** Start Data section **

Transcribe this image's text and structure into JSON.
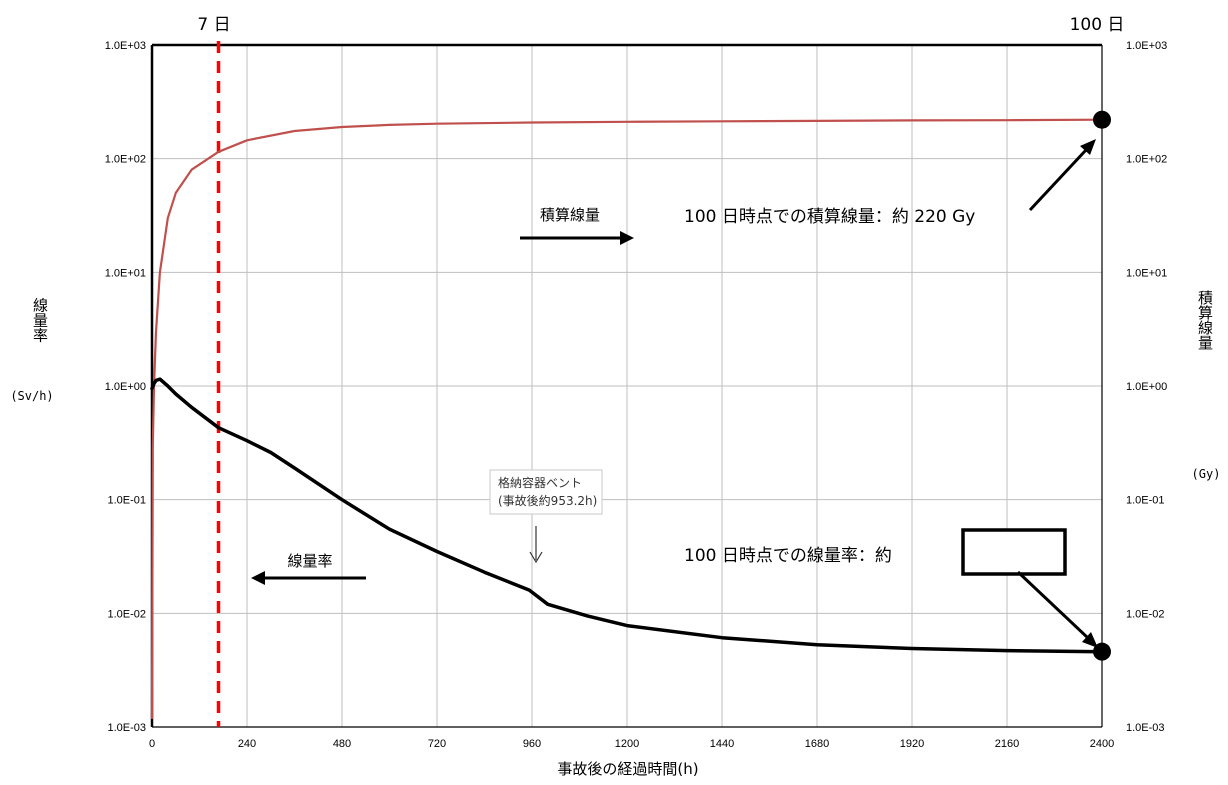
{
  "colors": {
    "cumulative": "#c0504d",
    "rate": "#000000",
    "marker_line": "#ff0000",
    "grid": "#bfbfbf"
  },
  "labels": {
    "day7": "7 日",
    "day100": "100 日",
    "left_axis_title": "線量率",
    "left_axis_unit": "(Sv/h)",
    "right_axis_title": "積算線量",
    "right_axis_unit": "(Gy)",
    "xlabel": "事故後の経過時間(h)",
    "cumulative_series": "積算線量",
    "rate_series": "線量率",
    "callout_line1": "格納容器ベント",
    "callout_line2": "(事故後約953.2h)",
    "annot_cumulative": "100 日時点での積算線量：約 220 Gy",
    "annot_rate": "100 日時点での線量率：約"
  },
  "chart_data": {
    "type": "line",
    "x_ticks": [
      0,
      240,
      480,
      720,
      960,
      1200,
      1440,
      1680,
      1920,
      2160,
      2400
    ],
    "xlim": [
      0,
      2400
    ],
    "ylim": [
      0.001,
      1000
    ],
    "y_scale": "log",
    "y_ticks": [
      "1.0E-03",
      "1.0E-02",
      "1.0E-01",
      "1.0E+00",
      "1.0E+01",
      "1.0E+02",
      "1.0E+03"
    ],
    "y_tick_values": [
      0.001,
      0.01,
      0.1,
      1,
      10,
      100,
      1000
    ],
    "grid": true,
    "marker_x": 168,
    "series": [
      {
        "name": "積算線量",
        "x": [
          0,
          2,
          5,
          10,
          20,
          40,
          60,
          100,
          168,
          240,
          360,
          480,
          600,
          720,
          960,
          1200,
          1440,
          1680,
          1920,
          2160,
          2400
        ],
        "y": [
          0.0012,
          0.3,
          1.0,
          3.0,
          10,
          30,
          50,
          80,
          115,
          145,
          175,
          190,
          198,
          203,
          208,
          211,
          213,
          215,
          217,
          218,
          220
        ]
      },
      {
        "name": "線量率",
        "x": [
          0,
          5,
          10,
          20,
          40,
          60,
          100,
          168,
          240,
          300,
          360,
          480,
          600,
          720,
          840,
          953.2,
          1000,
          1100,
          1200,
          1440,
          1680,
          1920,
          2160,
          2400
        ],
        "y": [
          0.95,
          1.05,
          1.12,
          1.15,
          1.0,
          0.85,
          0.65,
          0.43,
          0.33,
          0.26,
          0.19,
          0.1,
          0.055,
          0.035,
          0.023,
          0.016,
          0.012,
          0.0095,
          0.0078,
          0.0061,
          0.0053,
          0.0049,
          0.0047,
          0.0046
        ]
      }
    ]
  }
}
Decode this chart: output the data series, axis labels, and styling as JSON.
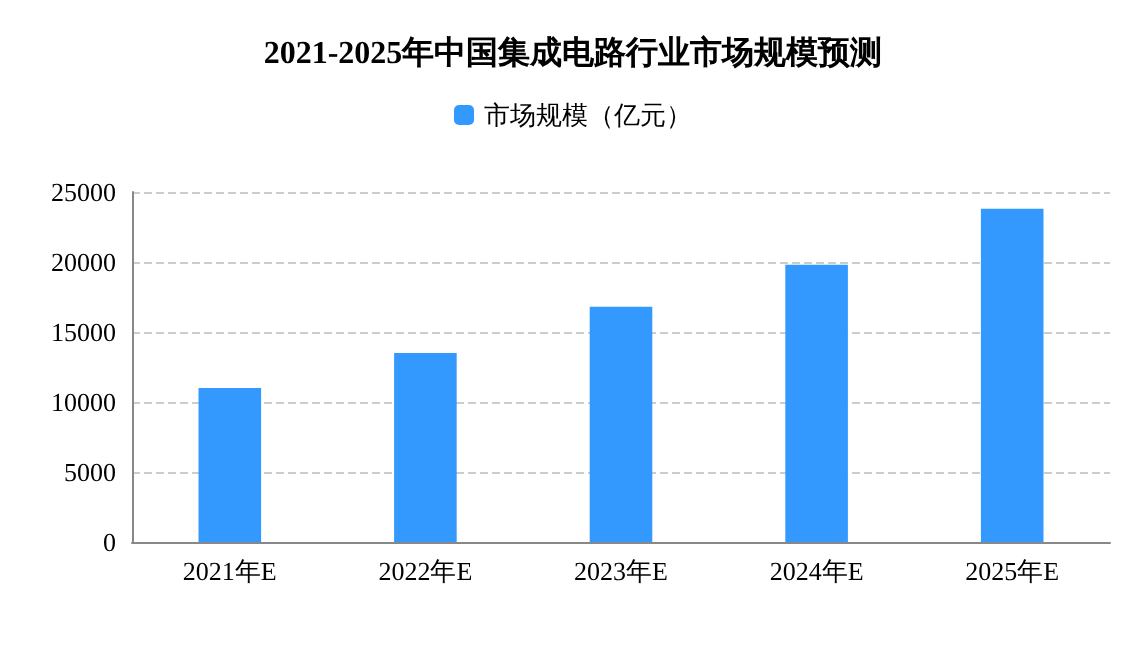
{
  "chart_data": {
    "type": "bar",
    "title": "2021-2025年中国集成电路行业市场规模预测",
    "categories": [
      "2021年E",
      "2022年E",
      "2023年E",
      "2024年E",
      "2025年E"
    ],
    "series": [
      {
        "name": "市场规模（亿元）",
        "color": "#3399ff",
        "values": [
          11000,
          13500,
          16800,
          19800,
          23800
        ]
      }
    ],
    "ylim": [
      0,
      25000
    ],
    "yticks": [
      0,
      5000,
      10000,
      15000,
      20000,
      25000
    ],
    "grid": "y",
    "legend": "top"
  }
}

** End Data section **

Output the data exactly. Pictures don't belong in the result.

Transcribe this image's text and structure into JSON.
{
  "colors": {
    "cumulative": "#c0504d",
    "rate": "#000000",
    "marker_line": "#ff0000",
    "grid": "#bfbfbf"
  },
  "labels": {
    "day7": "7 日",
    "day100": "100 日",
    "left_axis_title": "線量率",
    "left_axis_unit": "(Sv/h)",
    "right_axis_title": "積算線量",
    "right_axis_unit": "(Gy)",
    "xlabel": "事故後の経過時間(h)",
    "cumulative_series": "積算線量",
    "rate_series": "線量率",
    "callout_line1": "格納容器ベント",
    "callout_line2": "(事故後約953.2h)",
    "annot_cumulative": "100 日時点での積算線量：約 220 Gy",
    "annot_rate": "100 日時点での線量率：約"
  },
  "chart_data": {
    "type": "line",
    "x_ticks": [
      0,
      240,
      480,
      720,
      960,
      1200,
      1440,
      1680,
      1920,
      2160,
      2400
    ],
    "xlim": [
      0,
      2400
    ],
    "ylim": [
      0.001,
      1000
    ],
    "y_scale": "log",
    "y_ticks": [
      "1.0E-03",
      "1.0E-02",
      "1.0E-01",
      "1.0E+00",
      "1.0E+01",
      "1.0E+02",
      "1.0E+03"
    ],
    "y_tick_values": [
      0.001,
      0.01,
      0.1,
      1,
      10,
      100,
      1000
    ],
    "grid": true,
    "marker_x": 168,
    "series": [
      {
        "name": "積算線量",
        "x": [
          0,
          2,
          5,
          10,
          20,
          40,
          60,
          100,
          168,
          240,
          360,
          480,
          600,
          720,
          960,
          1200,
          1440,
          1680,
          1920,
          2160,
          2400
        ],
        "y": [
          0.0012,
          0.3,
          1.0,
          3.0,
          10,
          30,
          50,
          80,
          115,
          145,
          175,
          190,
          198,
          203,
          208,
          211,
          213,
          215,
          217,
          218,
          220
        ]
      },
      {
        "name": "線量率",
        "x": [
          0,
          5,
          10,
          20,
          40,
          60,
          100,
          168,
          240,
          300,
          360,
          480,
          600,
          720,
          840,
          953.2,
          1000,
          1100,
          1200,
          1440,
          1680,
          1920,
          2160,
          2400
        ],
        "y": [
          0.95,
          1.05,
          1.12,
          1.15,
          1.0,
          0.85,
          0.65,
          0.43,
          0.33,
          0.26,
          0.19,
          0.1,
          0.055,
          0.035,
          0.023,
          0.016,
          0.012,
          0.0095,
          0.0078,
          0.0061,
          0.0053,
          0.0049,
          0.0047,
          0.0046
        ]
      }
    ]
  }
}
Decode this chart: output the data series, axis labels, and styling as JSON.
{
  "chart_data": {
    "type": "bar",
    "title": "2021-2025年中国集成电路行业市场规模预测",
    "categories": [
      "2021年E",
      "2022年E",
      "2023年E",
      "2024年E",
      "2025年E"
    ],
    "series": [
      {
        "name": "市场规模（亿元）",
        "color": "#3399ff",
        "values": [
          11000,
          13500,
          16800,
          19800,
          23800
        ]
      }
    ],
    "ylim": [
      0,
      25000
    ],
    "yticks": [
      0,
      5000,
      10000,
      15000,
      20000,
      25000
    ],
    "grid": "y",
    "legend": "top"
  }
}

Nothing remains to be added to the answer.